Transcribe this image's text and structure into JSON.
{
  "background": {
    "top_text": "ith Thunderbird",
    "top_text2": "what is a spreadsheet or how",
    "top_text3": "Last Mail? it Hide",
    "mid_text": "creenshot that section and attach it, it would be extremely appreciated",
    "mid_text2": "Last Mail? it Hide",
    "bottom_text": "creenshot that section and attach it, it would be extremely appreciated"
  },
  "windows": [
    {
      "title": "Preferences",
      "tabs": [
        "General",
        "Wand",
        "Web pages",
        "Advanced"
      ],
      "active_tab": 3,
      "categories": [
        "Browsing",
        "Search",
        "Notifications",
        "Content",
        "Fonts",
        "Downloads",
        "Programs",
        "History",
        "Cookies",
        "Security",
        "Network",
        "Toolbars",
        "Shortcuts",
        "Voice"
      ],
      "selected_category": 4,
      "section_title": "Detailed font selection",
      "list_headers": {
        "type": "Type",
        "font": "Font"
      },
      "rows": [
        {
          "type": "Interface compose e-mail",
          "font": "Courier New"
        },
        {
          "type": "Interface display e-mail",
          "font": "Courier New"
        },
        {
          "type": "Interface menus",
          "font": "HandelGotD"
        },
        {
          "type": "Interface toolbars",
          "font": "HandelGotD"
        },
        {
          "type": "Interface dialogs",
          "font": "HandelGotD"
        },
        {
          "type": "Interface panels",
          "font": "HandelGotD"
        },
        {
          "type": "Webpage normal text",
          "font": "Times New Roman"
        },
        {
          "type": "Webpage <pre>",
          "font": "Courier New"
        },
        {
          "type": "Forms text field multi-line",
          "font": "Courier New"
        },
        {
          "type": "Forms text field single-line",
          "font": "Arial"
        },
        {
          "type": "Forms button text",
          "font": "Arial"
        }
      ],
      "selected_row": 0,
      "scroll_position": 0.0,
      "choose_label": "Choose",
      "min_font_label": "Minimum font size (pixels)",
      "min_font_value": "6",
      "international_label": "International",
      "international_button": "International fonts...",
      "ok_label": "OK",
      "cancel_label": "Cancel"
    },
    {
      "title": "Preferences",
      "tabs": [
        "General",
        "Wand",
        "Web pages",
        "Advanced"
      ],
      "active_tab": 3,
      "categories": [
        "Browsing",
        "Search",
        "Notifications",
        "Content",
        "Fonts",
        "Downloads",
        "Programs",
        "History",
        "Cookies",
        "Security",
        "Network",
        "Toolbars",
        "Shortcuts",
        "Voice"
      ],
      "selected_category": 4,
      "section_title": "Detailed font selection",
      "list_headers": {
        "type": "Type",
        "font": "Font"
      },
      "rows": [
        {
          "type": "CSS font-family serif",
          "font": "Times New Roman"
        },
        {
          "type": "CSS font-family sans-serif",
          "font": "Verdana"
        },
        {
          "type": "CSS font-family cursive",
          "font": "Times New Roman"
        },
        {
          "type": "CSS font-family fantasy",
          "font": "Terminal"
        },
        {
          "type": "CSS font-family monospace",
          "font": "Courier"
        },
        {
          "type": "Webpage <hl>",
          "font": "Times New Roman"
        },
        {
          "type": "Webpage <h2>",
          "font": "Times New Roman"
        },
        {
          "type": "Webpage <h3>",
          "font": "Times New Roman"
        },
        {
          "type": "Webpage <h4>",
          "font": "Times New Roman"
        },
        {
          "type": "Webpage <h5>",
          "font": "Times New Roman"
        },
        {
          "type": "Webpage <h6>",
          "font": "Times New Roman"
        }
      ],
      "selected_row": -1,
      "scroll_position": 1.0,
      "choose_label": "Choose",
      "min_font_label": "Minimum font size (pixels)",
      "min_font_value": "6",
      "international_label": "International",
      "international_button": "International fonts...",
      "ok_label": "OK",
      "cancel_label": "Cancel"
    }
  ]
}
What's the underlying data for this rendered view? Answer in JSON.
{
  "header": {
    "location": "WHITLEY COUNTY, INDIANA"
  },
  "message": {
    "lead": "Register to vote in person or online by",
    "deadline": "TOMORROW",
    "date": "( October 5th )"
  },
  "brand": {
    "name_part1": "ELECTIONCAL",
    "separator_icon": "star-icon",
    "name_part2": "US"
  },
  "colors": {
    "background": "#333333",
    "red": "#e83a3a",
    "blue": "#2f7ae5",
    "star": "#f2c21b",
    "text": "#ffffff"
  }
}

» EXERCISE
Every entry should be printed again exactly as written.

» WRITTEN REPLY
Transcribe this image's text and structure into JSON.
{
  "background": {
    "top_text": "ith Thunderbird",
    "top_text2": "what is a spreadsheet or how",
    "top_text3": "Last Mail? it Hide",
    "mid_text": "creenshot that section and attach it, it would be extremely appreciated",
    "mid_text2": "Last Mail? it Hide",
    "bottom_text": "creenshot that section and attach it, it would be extremely appreciated"
  },
  "windows": [
    {
      "title": "Preferences",
      "tabs": [
        "General",
        "Wand",
        "Web pages",
        "Advanced"
      ],
      "active_tab": 3,
      "categories": [
        "Browsing",
        "Search",
        "Notifications",
        "Content",
        "Fonts",
        "Downloads",
        "Programs",
        "History",
        "Cookies",
        "Security",
        "Network",
        "Toolbars",
        "Shortcuts",
        "Voice"
      ],
      "selected_category": 4,
      "section_title": "Detailed font selection",
      "list_headers": {
        "type": "Type",
        "font": "Font"
      },
      "rows": [
        {
          "type": "Interface compose e-mail",
          "font": "Courier New"
        },
        {
          "type": "Interface display e-mail",
          "font": "Courier New"
        },
        {
          "type": "Interface menus",
          "font": "HandelGotD"
        },
        {
          "type": "Interface toolbars",
          "font": "HandelGotD"
        },
        {
          "type": "Interface dialogs",
          "font": "HandelGotD"
        },
        {
          "type": "Interface panels",
          "font": "HandelGotD"
        },
        {
          "type": "Webpage normal text",
          "font": "Times New Roman"
        },
        {
          "type": "Webpage <pre>",
          "font": "Courier New"
        },
        {
          "type": "Forms text field multi-line",
          "font": "Courier New"
        },
        {
          "type": "Forms text field single-line",
          "font": "Arial"
        },
        {
          "type": "Forms button text",
          "font": "Arial"
        }
      ],
      "selected_row": 0,
      "scroll_position": 0.0,
      "choose_label": "Choose",
      "min_font_label": "Minimum font size (pixels)",
      "min_font_value": "6",
      "international_label": "International",
      "international_button": "International fonts...",
      "ok_label": "OK",
      "cancel_label": "Cancel"
    },
    {
      "title": "Preferences",
      "tabs": [
        "General",
        "Wand",
        "Web pages",
        "Advanced"
      ],
      "active_tab": 3,
      "categories": [
        "Browsing",
        "Search",
        "Notifications",
        "Content",
        "Fonts",
        "Downloads",
        "Programs",
        "History",
        "Cookies",
        "Security",
        "Network",
        "Toolbars",
        "Shortcuts",
        "Voice"
      ],
      "selected_category": 4,
      "section_title": "Detailed font selection",
      "list_headers": {
        "type": "Type",
        "font": "Font"
      },
      "rows": [
        {
          "type": "CSS font-family serif",
          "font": "Times New Roman"
        },
        {
          "type": "CSS font-family sans-serif",
          "font": "Verdana"
        },
        {
          "type": "CSS font-family cursive",
          "font": "Times New Roman"
        },
        {
          "type": "CSS font-family fantasy",
          "font": "Terminal"
        },
        {
          "type": "CSS font-family monospace",
          "font": "Courier"
        },
        {
          "type": "Webpage <hl>",
          "font": "Times New Roman"
        },
        {
          "type": "Webpage <h2>",
          "font": "Times New Roman"
        },
        {
          "type": "Webpage <h3>",
          "font": "Times New Roman"
        },
        {
          "type": "Webpage <h4>",
          "font": "Times New Roman"
        },
        {
          "type": "Webpage <h5>",
          "font": "Times New Roman"
        },
        {
          "type": "Webpage <h6>",
          "font": "Times New Roman"
        }
      ],
      "selected_row": -1,
      "scroll_position": 1.0,
      "choose_label": "Choose",
      "min_font_label": "Minimum font size (pixels)",
      "min_font_value": "6",
      "international_label": "International",
      "international_button": "International fonts...",
      "ok_label": "OK",
      "cancel_label": "Cancel"
    }
  ]
}
What's the underlying data for this rendered view? Answer in JSON.
{
  "header": {
    "location": "WHITLEY COUNTY, INDIANA"
  },
  "message": {
    "lead": "Register to vote in person or online by",
    "deadline": "TOMORROW",
    "date": "( October 5th )"
  },
  "brand": {
    "name_part1": "ELECTIONCAL",
    "separator_icon": "star-icon",
    "name_part2": "US"
  },
  "colors": {
    "background": "#333333",
    "red": "#e83a3a",
    "blue": "#2f7ae5",
    "star": "#f2c21b",
    "text": "#ffffff"
  }
}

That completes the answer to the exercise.